### INSTRUCTIONS TO FOLLOW
Could you reproduce, character for character, everything in the records below from the line containing "Output each element" down to the line containing "button-label: Sort by", with both of those lines included?

### EXCERPTED DATA
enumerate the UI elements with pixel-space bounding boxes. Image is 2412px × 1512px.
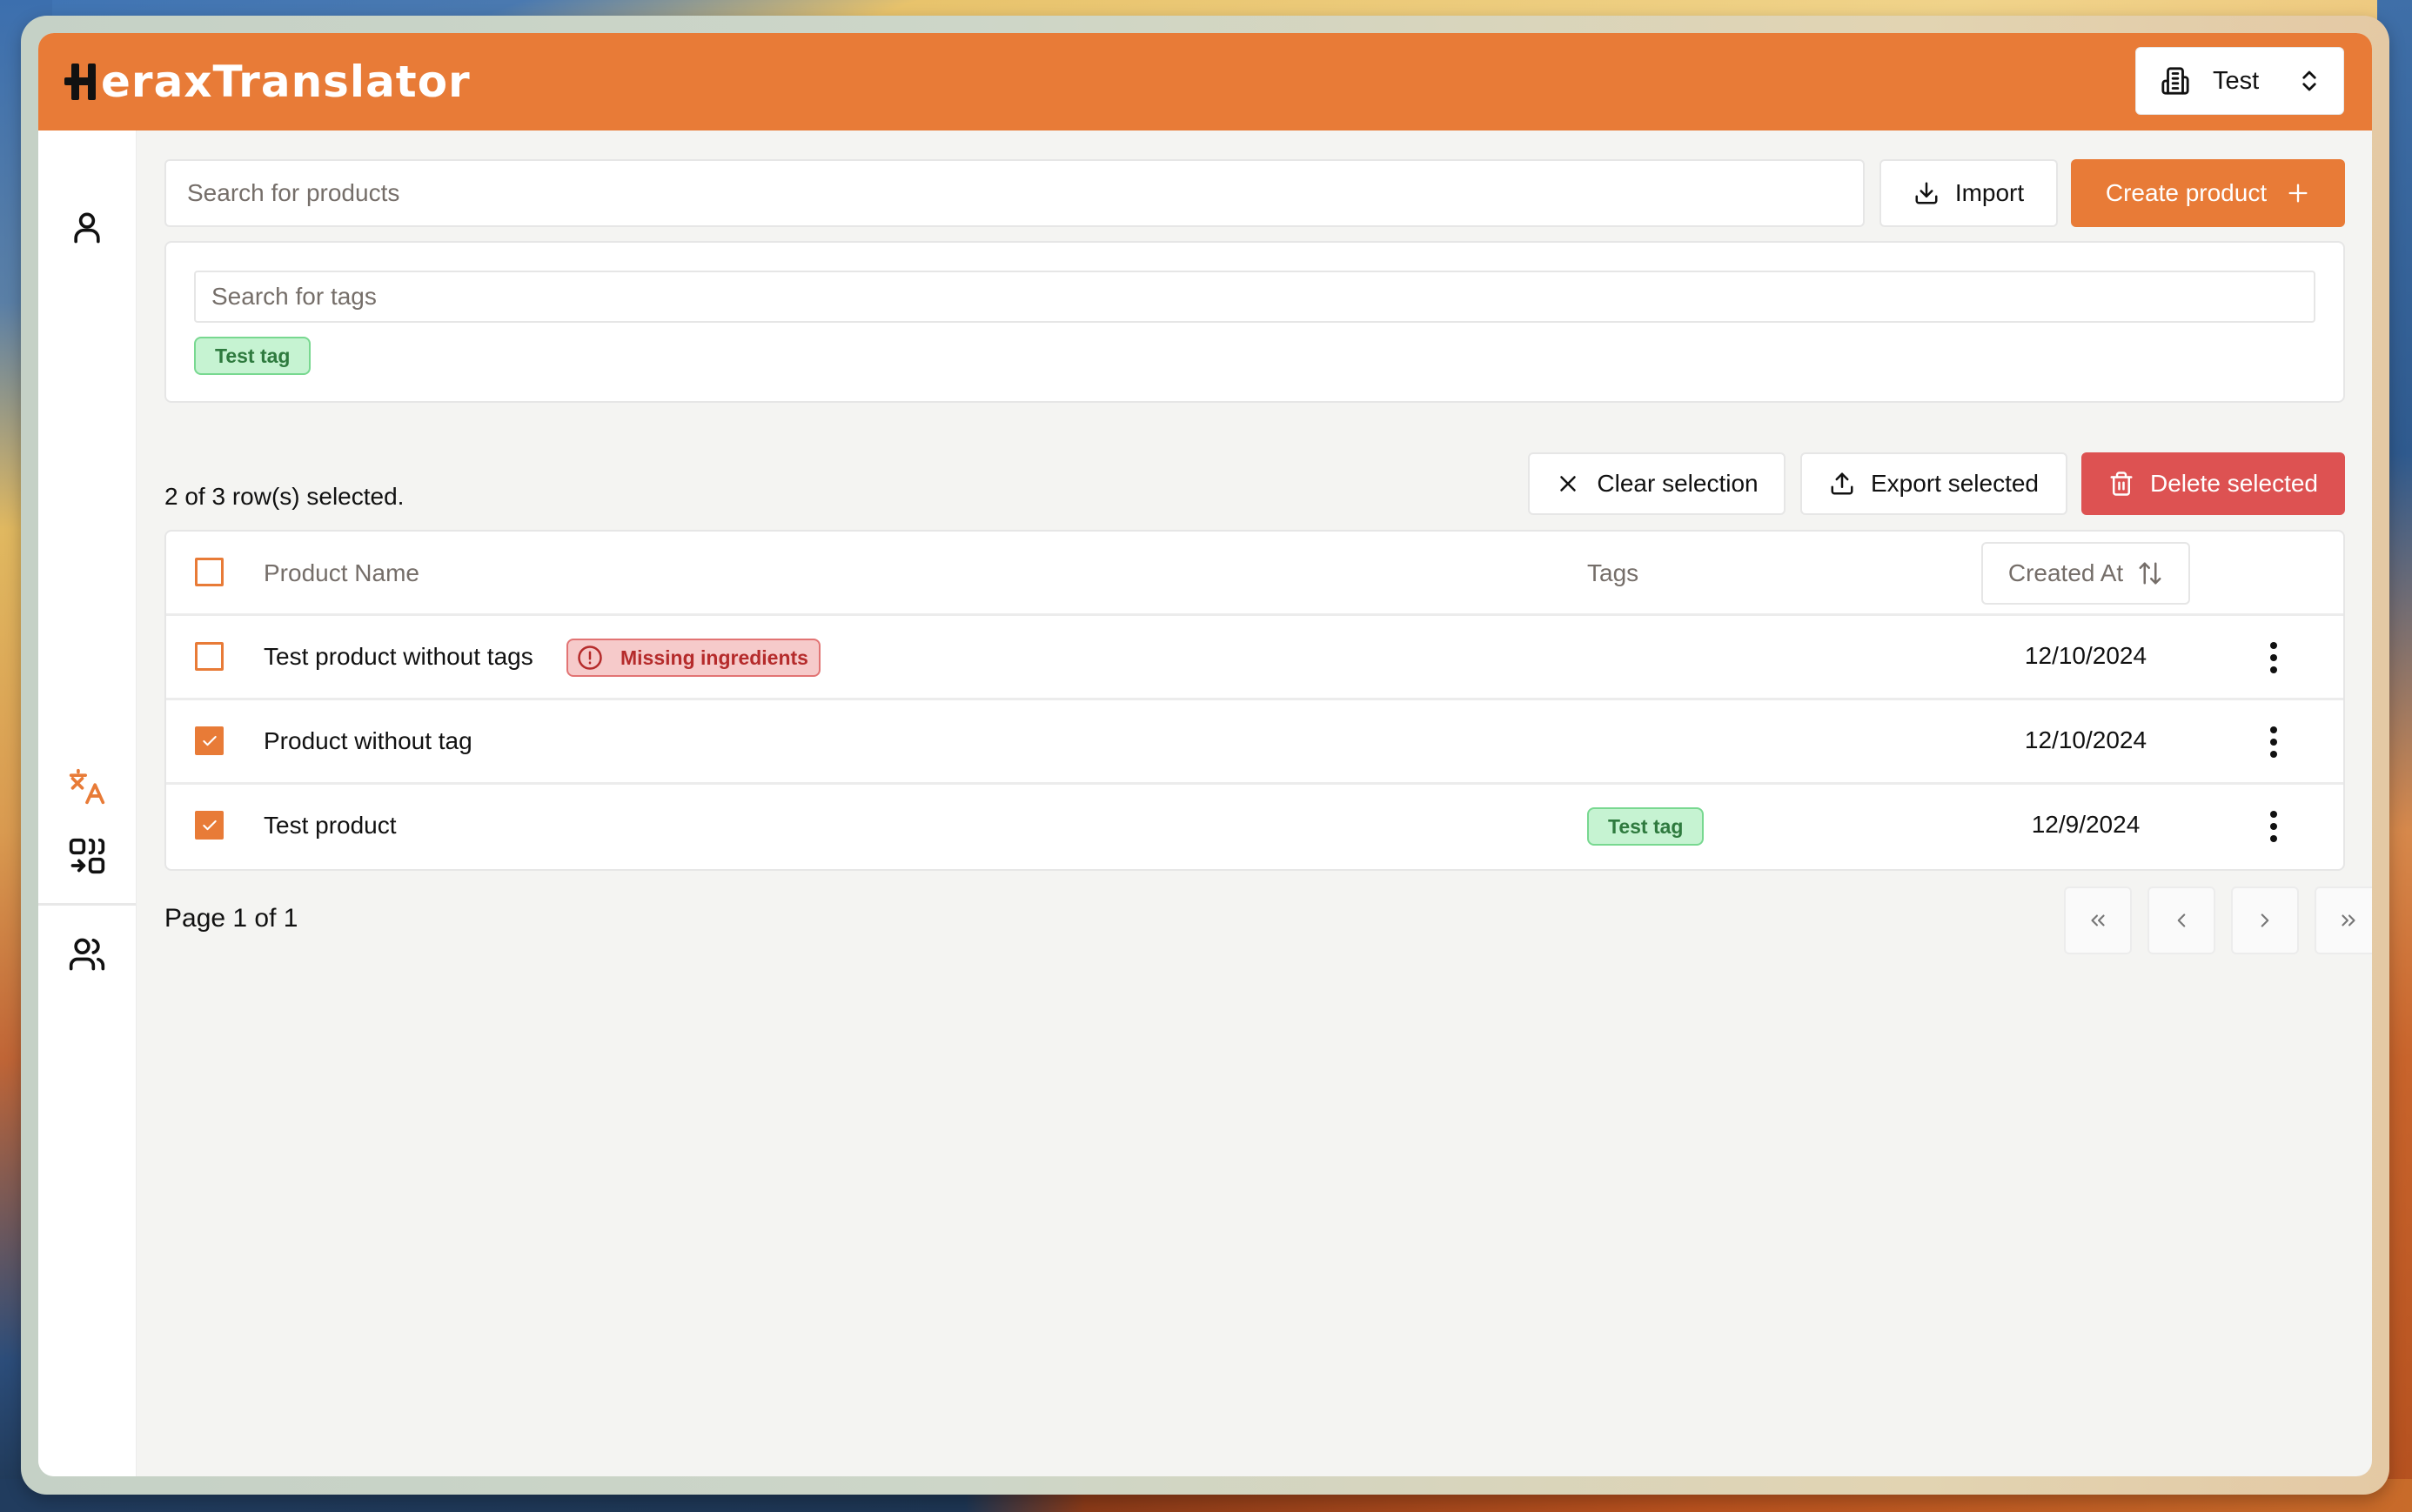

==

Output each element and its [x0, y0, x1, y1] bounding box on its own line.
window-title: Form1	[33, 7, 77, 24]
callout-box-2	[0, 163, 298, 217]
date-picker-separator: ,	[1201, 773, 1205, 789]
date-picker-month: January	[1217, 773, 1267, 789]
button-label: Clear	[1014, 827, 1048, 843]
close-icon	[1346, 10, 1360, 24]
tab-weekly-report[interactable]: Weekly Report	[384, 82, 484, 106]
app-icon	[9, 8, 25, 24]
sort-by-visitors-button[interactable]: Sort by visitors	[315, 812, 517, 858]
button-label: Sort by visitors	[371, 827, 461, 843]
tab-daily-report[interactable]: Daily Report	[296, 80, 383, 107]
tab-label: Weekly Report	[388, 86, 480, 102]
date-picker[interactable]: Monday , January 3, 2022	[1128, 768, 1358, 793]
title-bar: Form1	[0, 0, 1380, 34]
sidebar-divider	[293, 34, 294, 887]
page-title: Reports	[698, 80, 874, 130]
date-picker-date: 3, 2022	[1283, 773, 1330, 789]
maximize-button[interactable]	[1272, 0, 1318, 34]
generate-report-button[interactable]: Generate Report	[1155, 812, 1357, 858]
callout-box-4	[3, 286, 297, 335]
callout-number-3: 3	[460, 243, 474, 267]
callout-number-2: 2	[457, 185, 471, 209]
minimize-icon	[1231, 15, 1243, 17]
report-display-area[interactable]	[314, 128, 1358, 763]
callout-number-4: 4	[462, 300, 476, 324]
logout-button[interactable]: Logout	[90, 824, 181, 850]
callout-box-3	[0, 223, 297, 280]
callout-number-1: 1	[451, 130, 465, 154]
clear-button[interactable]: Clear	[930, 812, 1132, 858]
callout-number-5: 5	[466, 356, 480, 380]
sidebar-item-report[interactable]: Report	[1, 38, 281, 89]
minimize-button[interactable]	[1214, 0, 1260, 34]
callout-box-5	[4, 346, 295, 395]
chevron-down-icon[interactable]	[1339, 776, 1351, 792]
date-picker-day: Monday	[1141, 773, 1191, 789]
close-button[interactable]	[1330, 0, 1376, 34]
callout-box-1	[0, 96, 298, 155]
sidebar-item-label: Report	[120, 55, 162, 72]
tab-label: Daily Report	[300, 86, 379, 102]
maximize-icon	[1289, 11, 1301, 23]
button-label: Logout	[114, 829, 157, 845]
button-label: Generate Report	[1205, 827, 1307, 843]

### FINISHED TASK
Output each element and its [x0, y0, x1, y1] bounding box on its own line.
window-title: Form1	[33, 7, 77, 24]
callout-box-2	[0, 163, 298, 217]
date-picker-separator: ,	[1201, 773, 1205, 789]
date-picker-month: January	[1217, 773, 1267, 789]
button-label: Clear	[1014, 827, 1048, 843]
close-icon	[1346, 10, 1360, 24]
tab-weekly-report[interactable]: Weekly Report	[384, 82, 484, 106]
app-icon	[9, 8, 25, 24]
sort-by-visitors-button[interactable]: Sort by visitors	[315, 812, 517, 858]
button-label: Sort by visitors	[371, 827, 461, 843]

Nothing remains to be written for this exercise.